» What you are asked to do:
Please copy every one of the entries below, line for line, without changing a single character.

» Extracted material:
--------------------

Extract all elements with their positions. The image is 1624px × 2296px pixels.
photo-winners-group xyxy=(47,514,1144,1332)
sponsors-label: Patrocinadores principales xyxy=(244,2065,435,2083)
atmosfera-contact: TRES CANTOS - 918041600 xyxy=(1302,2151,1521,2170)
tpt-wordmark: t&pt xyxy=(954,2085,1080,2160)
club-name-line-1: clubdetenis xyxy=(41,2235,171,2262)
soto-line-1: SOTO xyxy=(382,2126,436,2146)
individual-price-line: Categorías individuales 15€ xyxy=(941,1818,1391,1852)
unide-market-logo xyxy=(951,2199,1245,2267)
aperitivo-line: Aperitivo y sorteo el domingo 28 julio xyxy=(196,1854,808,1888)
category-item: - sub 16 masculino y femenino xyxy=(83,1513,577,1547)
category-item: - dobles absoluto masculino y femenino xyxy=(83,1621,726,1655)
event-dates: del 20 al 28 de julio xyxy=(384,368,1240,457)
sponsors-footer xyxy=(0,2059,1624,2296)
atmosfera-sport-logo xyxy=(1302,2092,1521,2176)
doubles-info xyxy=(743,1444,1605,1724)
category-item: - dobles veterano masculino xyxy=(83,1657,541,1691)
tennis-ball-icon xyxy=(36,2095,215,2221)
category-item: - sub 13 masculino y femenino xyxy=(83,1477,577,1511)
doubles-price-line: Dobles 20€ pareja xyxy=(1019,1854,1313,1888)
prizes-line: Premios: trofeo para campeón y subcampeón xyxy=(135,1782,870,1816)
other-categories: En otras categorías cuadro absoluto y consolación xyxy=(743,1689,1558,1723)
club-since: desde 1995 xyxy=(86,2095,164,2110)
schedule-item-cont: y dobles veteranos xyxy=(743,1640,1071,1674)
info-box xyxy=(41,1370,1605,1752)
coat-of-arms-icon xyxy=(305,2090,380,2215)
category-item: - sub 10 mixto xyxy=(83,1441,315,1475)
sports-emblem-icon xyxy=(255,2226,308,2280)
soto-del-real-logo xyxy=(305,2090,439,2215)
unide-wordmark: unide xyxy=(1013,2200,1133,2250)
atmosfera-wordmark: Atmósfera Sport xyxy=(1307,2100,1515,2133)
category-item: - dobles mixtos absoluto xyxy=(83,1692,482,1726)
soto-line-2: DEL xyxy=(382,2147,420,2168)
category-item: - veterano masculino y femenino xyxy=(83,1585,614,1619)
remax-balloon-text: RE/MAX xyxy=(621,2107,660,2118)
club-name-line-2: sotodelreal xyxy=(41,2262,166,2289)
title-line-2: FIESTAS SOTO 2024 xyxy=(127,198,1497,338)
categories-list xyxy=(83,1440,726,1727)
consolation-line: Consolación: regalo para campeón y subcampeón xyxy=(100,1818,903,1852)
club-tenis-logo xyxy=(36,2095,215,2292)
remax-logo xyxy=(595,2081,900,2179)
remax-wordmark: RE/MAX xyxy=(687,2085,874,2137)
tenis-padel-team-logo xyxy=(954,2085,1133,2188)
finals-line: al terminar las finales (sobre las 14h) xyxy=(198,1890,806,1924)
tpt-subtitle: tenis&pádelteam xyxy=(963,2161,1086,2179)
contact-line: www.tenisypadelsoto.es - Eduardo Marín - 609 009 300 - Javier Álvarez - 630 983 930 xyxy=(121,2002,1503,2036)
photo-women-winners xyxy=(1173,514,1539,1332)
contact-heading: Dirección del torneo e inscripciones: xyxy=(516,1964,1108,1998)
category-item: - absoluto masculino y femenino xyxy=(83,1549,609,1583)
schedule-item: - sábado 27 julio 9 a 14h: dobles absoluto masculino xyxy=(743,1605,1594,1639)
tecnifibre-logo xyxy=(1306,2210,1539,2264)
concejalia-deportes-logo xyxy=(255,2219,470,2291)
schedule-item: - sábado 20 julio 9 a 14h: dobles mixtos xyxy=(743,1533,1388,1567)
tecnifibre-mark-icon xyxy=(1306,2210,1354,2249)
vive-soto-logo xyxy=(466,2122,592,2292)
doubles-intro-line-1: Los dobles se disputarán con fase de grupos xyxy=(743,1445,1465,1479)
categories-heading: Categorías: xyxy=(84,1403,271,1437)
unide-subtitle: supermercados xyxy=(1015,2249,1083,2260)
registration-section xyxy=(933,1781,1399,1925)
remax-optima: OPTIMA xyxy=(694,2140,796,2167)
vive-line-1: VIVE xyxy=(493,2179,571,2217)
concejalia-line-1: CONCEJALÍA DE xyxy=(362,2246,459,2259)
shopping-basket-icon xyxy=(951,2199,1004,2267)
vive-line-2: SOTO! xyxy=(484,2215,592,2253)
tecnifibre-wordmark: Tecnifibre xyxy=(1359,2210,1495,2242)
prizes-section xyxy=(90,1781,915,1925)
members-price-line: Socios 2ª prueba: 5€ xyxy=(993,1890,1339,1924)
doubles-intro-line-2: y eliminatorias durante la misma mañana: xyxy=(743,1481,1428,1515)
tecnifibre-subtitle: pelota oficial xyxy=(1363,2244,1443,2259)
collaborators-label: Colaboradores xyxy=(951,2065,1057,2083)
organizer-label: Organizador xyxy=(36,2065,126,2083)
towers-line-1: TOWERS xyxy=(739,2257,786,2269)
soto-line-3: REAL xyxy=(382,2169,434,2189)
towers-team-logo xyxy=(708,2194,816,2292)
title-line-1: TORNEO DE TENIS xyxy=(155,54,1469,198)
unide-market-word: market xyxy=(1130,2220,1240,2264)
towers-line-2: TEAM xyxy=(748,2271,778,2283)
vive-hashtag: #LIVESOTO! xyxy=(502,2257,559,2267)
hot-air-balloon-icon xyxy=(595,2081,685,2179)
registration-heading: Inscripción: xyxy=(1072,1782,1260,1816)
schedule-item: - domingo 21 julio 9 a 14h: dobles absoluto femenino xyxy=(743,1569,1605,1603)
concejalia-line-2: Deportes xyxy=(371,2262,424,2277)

--------------------

» Exercise output:
Extract all elements with their positions. The image is 1624px × 2296px pixels.
photo-winners-group xyxy=(47,514,1144,1332)
sponsors-label: Patrocinadores principales xyxy=(244,2065,435,2083)
atmosfera-contact: TRES CANTOS - 918041600 xyxy=(1302,2151,1521,2170)
tpt-wordmark: t&pt xyxy=(954,2085,1080,2160)
club-name-line-1: clubdetenis xyxy=(41,2235,171,2262)
soto-line-1: SOTO xyxy=(382,2126,436,2146)
individual-price-line: Categorías individuales 15€ xyxy=(941,1818,1391,1852)
unide-market-logo xyxy=(951,2199,1245,2267)
aperitivo-line: Aperitivo y sorteo el domingo 28 julio xyxy=(196,1854,808,1888)
category-item: - sub 16 masculino y femenino xyxy=(83,1513,577,1547)
category-item: - dobles absoluto masculino y femenino xyxy=(83,1621,726,1655)
event-dates: del 20 al 28 de julio xyxy=(384,368,1240,457)
sponsors-footer xyxy=(0,2059,1624,2296)
atmosfera-sport-logo xyxy=(1302,2092,1521,2176)
doubles-info xyxy=(743,1444,1605,1724)
category-item: - dobles veterano masculino xyxy=(83,1657,541,1691)
tennis-ball-icon xyxy=(36,2095,215,2221)
category-item: - sub 13 masculino y femenino xyxy=(83,1477,577,1511)
doubles-price-line: Dobles 20€ pareja xyxy=(1019,1854,1313,1888)
prizes-line: Premios: trofeo para campeón y subcampeón xyxy=(135,1782,870,1816)
other-categories: En otras categorías cuadro absoluto y consolación xyxy=(743,1689,1558,1723)
club-since: desde 1995 xyxy=(86,2095,164,2110)
schedule-item-cont: y dobles veteranos xyxy=(743,1640,1071,1674)
info-box xyxy=(41,1370,1605,1752)
coat-of-arms-icon xyxy=(305,2090,380,2215)
category-item: - sub 10 mixto xyxy=(83,1441,315,1475)
sports-emblem-icon xyxy=(255,2226,308,2280)
soto-del-real-logo xyxy=(305,2090,439,2215)
unide-wordmark: unide xyxy=(1013,2200,1133,2250)
atmosfera-wordmark: Atmósfera Sport xyxy=(1307,2100,1515,2133)
category-item: - dobles mixtos absoluto xyxy=(83,1692,482,1726)
soto-line-2: DEL xyxy=(382,2147,420,2168)
category-item: - veterano masculino y femenino xyxy=(83,1585,614,1619)
remax-balloon-text: RE/MAX xyxy=(621,2107,660,2118)
club-name-line-2: sotodelreal xyxy=(41,2262,166,2289)
title-line-2: FIESTAS SOTO 2024 xyxy=(127,198,1497,338)
categories-list xyxy=(83,1440,726,1727)
consolation-line: Consolación: regalo para campeón y subcampeón xyxy=(100,1818,903,1852)
club-tenis-logo xyxy=(36,2095,215,2292)
remax-logo xyxy=(595,2081,900,2179)
remax-wordmark: RE/MAX xyxy=(687,2085,874,2137)
tenis-padel-team-logo xyxy=(954,2085,1133,2188)
finals-line: al terminar las finales (sobre las 14h) xyxy=(198,1890,806,1924)
tpt-subtitle: tenis&pádelteam xyxy=(963,2161,1086,2179)
contact-line: www.tenisypadelsoto.es - Eduardo Marín - 609 009 300 - Javier Álvarez - 630 983 930 xyxy=(121,2002,1503,2036)
photo-women-winners xyxy=(1173,514,1539,1332)
contact-heading: Dirección del torneo e inscripciones: xyxy=(516,1964,1108,1998)
category-item: - absoluto masculino y femenino xyxy=(83,1549,609,1583)
schedule-item: - sábado 27 julio 9 a 14h: dobles absoluto masculino xyxy=(743,1605,1594,1639)
tecnifibre-logo xyxy=(1306,2210,1539,2264)
concejalia-deportes-logo xyxy=(255,2219,470,2291)
schedule-item: - sábado 20 julio 9 a 14h: dobles mixtos xyxy=(743,1533,1388,1567)
tecnifibre-mark-icon xyxy=(1306,2210,1354,2249)
vive-soto-logo xyxy=(466,2122,592,2292)
doubles-intro-line-1: Los dobles se disputarán con fase de grupos xyxy=(743,1445,1465,1479)
categories-heading: Categorías: xyxy=(84,1403,271,1437)
unide-subtitle: supermercados xyxy=(1015,2249,1083,2260)
registration-section xyxy=(933,1781,1399,1925)
remax-optima: OPTIMA xyxy=(694,2140,796,2167)
vive-line-1: VIVE xyxy=(493,2179,571,2217)
concejalia-line-1: CONCEJALÍA DE xyxy=(362,2246,459,2259)
shopping-basket-icon xyxy=(951,2199,1004,2267)
vive-line-2: SOTO! xyxy=(484,2215,592,2253)
tecnifibre-wordmark: Tecnifibre xyxy=(1359,2210,1495,2242)
prizes-section xyxy=(90,1781,915,1925)
members-price-line: Socios 2ª prueba: 5€ xyxy=(993,1890,1339,1924)
doubles-intro-line-2: y eliminatorias durante la misma mañana: xyxy=(743,1481,1428,1515)
tecnifibre-subtitle: pelota oficial xyxy=(1363,2244,1443,2259)
collaborators-label: Colaboradores xyxy=(951,2065,1057,2083)
organizer-label: Organizador xyxy=(36,2065,126,2083)
towers-line-1: TOWERS xyxy=(739,2257,786,2269)
soto-line-3: REAL xyxy=(382,2169,434,2189)
towers-team-logo xyxy=(708,2194,816,2292)
title-line-1: TORNEO DE TENIS xyxy=(155,54,1469,198)
unide-market-word: market xyxy=(1130,2220,1240,2264)
towers-line-2: TEAM xyxy=(748,2271,778,2283)
vive-hashtag: #LIVESOTO! xyxy=(502,2257,559,2267)
hot-air-balloon-icon xyxy=(595,2081,685,2179)
registration-heading: Inscripción: xyxy=(1072,1782,1260,1816)
schedule-item: - domingo 21 julio 9 a 14h: dobles absoluto femenino xyxy=(743,1569,1605,1603)
concejalia-line-2: Deportes xyxy=(371,2262,424,2277)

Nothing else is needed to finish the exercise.